Figure record listings:
-.-.-

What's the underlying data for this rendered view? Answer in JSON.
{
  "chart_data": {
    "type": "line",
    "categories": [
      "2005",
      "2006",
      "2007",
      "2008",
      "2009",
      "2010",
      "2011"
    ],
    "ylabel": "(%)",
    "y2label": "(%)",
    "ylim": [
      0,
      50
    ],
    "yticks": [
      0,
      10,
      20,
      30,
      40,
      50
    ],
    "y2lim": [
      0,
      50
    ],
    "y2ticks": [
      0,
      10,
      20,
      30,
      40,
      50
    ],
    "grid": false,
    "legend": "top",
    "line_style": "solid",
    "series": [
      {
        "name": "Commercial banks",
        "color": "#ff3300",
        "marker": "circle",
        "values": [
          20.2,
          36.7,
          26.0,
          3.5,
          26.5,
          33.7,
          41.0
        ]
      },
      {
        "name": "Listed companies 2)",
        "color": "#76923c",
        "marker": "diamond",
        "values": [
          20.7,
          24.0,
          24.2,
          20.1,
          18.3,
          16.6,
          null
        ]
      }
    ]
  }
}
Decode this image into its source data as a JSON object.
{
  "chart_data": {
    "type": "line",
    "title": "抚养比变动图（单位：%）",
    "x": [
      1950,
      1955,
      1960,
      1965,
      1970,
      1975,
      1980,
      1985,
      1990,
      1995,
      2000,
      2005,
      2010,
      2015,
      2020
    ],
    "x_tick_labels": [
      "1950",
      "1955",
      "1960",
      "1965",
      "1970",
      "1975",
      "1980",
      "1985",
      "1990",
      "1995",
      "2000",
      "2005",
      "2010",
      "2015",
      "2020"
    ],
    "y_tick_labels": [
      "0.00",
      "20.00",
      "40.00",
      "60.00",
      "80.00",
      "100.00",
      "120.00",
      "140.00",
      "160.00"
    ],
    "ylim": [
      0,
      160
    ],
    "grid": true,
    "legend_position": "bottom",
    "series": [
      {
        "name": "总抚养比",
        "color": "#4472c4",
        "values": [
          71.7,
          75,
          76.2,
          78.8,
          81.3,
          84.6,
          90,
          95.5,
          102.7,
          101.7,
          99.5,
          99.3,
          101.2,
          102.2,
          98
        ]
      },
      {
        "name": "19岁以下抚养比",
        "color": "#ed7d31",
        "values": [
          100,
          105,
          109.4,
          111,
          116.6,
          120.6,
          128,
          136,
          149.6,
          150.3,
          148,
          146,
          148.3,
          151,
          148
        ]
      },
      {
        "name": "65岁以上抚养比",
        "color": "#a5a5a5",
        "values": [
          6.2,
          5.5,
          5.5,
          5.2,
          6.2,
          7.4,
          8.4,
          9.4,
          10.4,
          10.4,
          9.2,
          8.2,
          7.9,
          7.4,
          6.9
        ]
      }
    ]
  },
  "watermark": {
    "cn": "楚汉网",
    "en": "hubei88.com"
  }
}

-.-.-

* Problem requirements *
Check each line above for the word "name" and say how many have it, with nothing else.

* Expected answer *
5